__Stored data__
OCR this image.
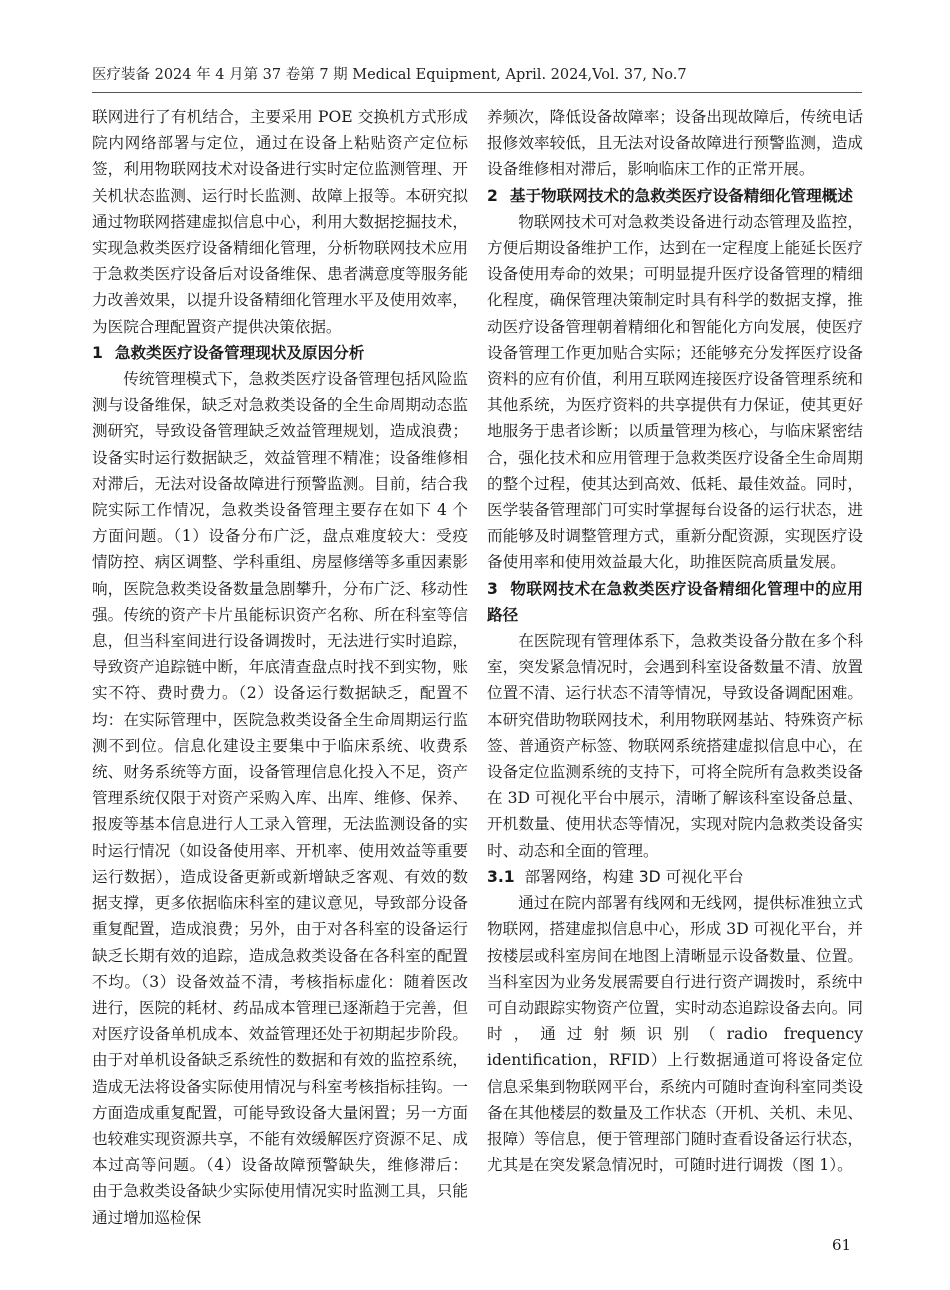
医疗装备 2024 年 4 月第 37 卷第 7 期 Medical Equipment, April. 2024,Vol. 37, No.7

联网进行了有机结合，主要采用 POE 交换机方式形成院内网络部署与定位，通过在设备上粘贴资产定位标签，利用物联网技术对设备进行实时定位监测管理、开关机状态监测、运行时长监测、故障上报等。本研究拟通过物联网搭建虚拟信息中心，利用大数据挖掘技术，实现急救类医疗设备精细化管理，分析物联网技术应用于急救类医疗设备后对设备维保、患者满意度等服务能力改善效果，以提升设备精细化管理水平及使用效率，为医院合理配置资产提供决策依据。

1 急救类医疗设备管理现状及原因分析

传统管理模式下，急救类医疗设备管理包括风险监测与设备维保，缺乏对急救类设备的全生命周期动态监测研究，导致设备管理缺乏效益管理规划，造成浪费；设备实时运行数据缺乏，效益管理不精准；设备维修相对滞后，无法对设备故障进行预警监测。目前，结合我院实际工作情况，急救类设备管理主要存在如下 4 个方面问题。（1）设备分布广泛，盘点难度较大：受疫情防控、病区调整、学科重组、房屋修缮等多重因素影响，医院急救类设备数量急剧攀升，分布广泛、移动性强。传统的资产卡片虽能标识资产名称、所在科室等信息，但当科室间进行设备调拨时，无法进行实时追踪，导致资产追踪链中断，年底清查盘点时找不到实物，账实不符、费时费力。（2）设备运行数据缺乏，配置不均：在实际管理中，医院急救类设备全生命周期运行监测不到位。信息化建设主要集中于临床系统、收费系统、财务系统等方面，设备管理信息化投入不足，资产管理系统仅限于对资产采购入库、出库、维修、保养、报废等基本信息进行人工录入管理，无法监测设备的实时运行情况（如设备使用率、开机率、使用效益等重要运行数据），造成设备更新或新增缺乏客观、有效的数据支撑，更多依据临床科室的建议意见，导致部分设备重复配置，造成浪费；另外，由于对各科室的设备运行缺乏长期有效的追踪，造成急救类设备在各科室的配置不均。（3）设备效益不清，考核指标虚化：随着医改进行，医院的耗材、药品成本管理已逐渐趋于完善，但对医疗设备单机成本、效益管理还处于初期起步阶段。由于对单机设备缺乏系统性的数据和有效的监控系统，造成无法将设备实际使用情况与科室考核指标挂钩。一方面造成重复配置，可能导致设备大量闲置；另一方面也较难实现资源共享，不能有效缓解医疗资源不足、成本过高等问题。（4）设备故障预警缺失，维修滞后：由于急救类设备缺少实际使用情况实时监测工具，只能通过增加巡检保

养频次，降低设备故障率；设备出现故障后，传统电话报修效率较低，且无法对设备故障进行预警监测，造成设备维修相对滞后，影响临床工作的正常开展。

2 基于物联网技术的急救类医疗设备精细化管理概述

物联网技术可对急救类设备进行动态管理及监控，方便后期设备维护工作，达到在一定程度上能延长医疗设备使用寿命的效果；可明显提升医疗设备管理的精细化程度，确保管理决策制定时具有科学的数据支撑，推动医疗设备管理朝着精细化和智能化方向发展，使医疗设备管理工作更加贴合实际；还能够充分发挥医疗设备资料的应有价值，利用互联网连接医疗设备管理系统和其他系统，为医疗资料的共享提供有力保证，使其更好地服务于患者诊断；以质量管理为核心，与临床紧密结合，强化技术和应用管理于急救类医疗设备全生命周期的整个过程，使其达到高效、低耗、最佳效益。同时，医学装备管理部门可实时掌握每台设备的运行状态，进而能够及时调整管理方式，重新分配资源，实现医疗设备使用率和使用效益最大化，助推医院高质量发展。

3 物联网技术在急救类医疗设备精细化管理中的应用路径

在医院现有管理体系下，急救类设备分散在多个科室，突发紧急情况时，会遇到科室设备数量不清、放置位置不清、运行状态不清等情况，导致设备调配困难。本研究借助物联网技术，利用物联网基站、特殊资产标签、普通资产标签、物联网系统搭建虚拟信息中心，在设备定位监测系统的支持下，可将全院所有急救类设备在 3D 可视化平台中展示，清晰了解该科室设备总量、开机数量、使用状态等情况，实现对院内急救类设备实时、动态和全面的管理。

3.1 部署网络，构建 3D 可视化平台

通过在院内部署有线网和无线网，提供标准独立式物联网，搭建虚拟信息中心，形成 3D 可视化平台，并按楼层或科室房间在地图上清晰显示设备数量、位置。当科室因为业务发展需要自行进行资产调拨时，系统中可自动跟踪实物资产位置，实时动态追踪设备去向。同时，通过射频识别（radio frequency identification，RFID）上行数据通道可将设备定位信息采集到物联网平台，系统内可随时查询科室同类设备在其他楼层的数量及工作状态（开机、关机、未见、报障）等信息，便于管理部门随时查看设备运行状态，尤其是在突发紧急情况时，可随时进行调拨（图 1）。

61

__Task directions__
Output an exact copy of the material, with the pictures removed.

__Output of the exercise__
OCR this image.
医疗装备 2024 年 4 月第 37 卷第 7 期 Medical Equipment, April. 2024,Vol. 37, No.7

联网进行了有机结合，主要采用 POE 交换机方式形成院内网络部署与定位，通过在设备上粘贴资产定位标签，利用物联网技术对设备进行实时定位监测管理、开关机状态监测、运行时长监测、故障上报等。本研究拟通过物联网搭建虚拟信息中心，利用大数据挖掘技术，实现急救类医疗设备精细化管理，分析物联网技术应用于急救类医疗设备后对设备维保、患者满意度等服务能力改善效果，以提升设备精细化管理水平及使用效率，为医院合理配置资产提供决策依据。

1 急救类医疗设备管理现状及原因分析

传统管理模式下，急救类医疗设备管理包括风险监测与设备维保，缺乏对急救类设备的全生命周期动态监测研究，导致设备管理缺乏效益管理规划，造成浪费；设备实时运行数据缺乏，效益管理不精准；设备维修相对滞后，无法对设备故障进行预警监测。目前，结合我院实际工作情况，急救类设备管理主要存在如下 4 个方面问题。（1）设备分布广泛，盘点难度较大：受疫情防控、病区调整、学科重组、房屋修缮等多重因素影响，医院急救类设备数量急剧攀升，分布广泛、移动性强。传统的资产卡片虽能标识资产名称、所在科室等信息，但当科室间进行设备调拨时，无法进行实时追踪，导致资产追踪链中断，年底清查盘点时找不到实物，账实不符、费时费力。（2）设备运行数据缺乏，配置不均：在实际管理中，医院急救类设备全生命周期运行监测不到位。信息化建设主要集中于临床系统、收费系统、财务系统等方面，设备管理信息化投入不足，资产管理系统仅限于对资产采购入库、出库、维修、保养、报废等基本信息进行人工录入管理，无法监测设备的实时运行情况（如设备使用率、开机率、使用效益等重要运行数据），造成设备更新或新增缺乏客观、有效的数据支撑，更多依据临床科室的建议意见，导致部分设备重复配置，造成浪费；另外，由于对各科室的设备运行缺乏长期有效的追踪，造成急救类设备在各科室的配置不均。（3）设备效益不清，考核指标虚化：随着医改进行，医院的耗材、药品成本管理已逐渐趋于完善，但对医疗设备单机成本、效益管理还处于初期起步阶段。由于对单机设备缺乏系统性的数据和有效的监控系统，造成无法将设备实际使用情况与科室考核指标挂钩。一方面造成重复配置，可能导致设备大量闲置；另一方面也较难实现资源共享，不能有效缓解医疗资源不足、成本过高等问题。（4）设备故障预警缺失，维修滞后：由于急救类设备缺少实际使用情况实时监测工具，只能通过增加巡检保

养频次，降低设备故障率；设备出现故障后，传统电话报修效率较低，且无法对设备故障进行预警监测，造成设备维修相对滞后，影响临床工作的正常开展。

2 基于物联网技术的急救类医疗设备精细化管理概述

物联网技术可对急救类设备进行动态管理及监控，方便后期设备维护工作，达到在一定程度上能延长医疗设备使用寿命的效果；可明显提升医疗设备管理的精细化程度，确保管理决策制定时具有科学的数据支撑，推动医疗设备管理朝着精细化和智能化方向发展，使医疗设备管理工作更加贴合实际；还能够充分发挥医疗设备资料的应有价值，利用互联网连接医疗设备管理系统和其他系统，为医疗资料的共享提供有力保证，使其更好地服务于患者诊断；以质量管理为核心，与临床紧密结合，强化技术和应用管理于急救类医疗设备全生命周期的整个过程，使其达到高效、低耗、最佳效益。同时，医学装备管理部门可实时掌握每台设备的运行状态，进而能够及时调整管理方式，重新分配资源，实现医疗设备使用率和使用效益最大化，助推医院高质量发展。

3 物联网技术在急救类医疗设备精细化管理中的应用路径

在医院现有管理体系下，急救类设备分散在多个科室，突发紧急情况时，会遇到科室设备数量不清、放置位置不清、运行状态不清等情况，导致设备调配困难。本研究借助物联网技术，利用物联网基站、特殊资产标签、普通资产标签、物联网系统搭建虚拟信息中心，在设备定位监测系统的支持下，可将全院所有急救类设备在 3D 可视化平台中展示，清晰了解该科室设备总量、开机数量、使用状态等情况，实现对院内急救类设备实时、动态和全面的管理。

3.1 部署网络，构建 3D 可视化平台

通过在院内部署有线网和无线网，提供标准独立式物联网，搭建虚拟信息中心，形成 3D 可视化平台，并按楼层或科室房间在地图上清晰显示设备数量、位置。当科室因为业务发展需要自行进行资产调拨时，系统中可自动跟踪实物资产位置，实时动态追踪设备去向。同时，通过射频识别（radio frequency identification，RFID）上行数据通道可将设备定位信息采集到物联网平台，系统内可随时查询科室同类设备在其他楼层的数量及工作状态（开机、关机、未见、报障）等信息，便于管理部门随时查看设备运行状态，尤其是在突发紧急情况时，可随时进行调拨（图 1）。

61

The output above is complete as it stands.